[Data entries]
★ ★ ★ ★
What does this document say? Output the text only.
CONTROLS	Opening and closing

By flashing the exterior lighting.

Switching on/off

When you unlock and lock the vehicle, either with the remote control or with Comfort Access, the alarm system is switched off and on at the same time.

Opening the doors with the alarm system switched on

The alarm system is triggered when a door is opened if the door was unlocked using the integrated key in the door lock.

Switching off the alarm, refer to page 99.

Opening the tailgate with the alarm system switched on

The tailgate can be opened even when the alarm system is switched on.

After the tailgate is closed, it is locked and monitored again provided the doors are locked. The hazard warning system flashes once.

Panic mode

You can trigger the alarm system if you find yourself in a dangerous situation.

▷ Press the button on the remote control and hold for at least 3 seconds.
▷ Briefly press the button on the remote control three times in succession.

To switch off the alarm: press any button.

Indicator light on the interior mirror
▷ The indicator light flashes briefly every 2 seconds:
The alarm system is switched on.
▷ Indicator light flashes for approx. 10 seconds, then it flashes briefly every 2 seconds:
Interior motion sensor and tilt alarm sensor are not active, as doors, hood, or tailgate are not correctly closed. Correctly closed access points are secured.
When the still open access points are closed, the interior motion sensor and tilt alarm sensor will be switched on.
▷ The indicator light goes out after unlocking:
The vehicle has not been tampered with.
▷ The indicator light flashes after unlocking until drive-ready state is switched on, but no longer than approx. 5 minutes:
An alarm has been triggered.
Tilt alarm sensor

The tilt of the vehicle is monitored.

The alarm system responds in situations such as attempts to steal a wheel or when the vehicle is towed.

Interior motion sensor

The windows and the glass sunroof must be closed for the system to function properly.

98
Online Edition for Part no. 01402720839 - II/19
★ ★ ★ ★
Within the listing above, copy each line that has the string "button".

# Problem solution
▷ Press the button on the remote control and hold for at least 3 seconds.
▷ Briefly press the button on the remote control three times in succession.
To switch off the alarm: press any button.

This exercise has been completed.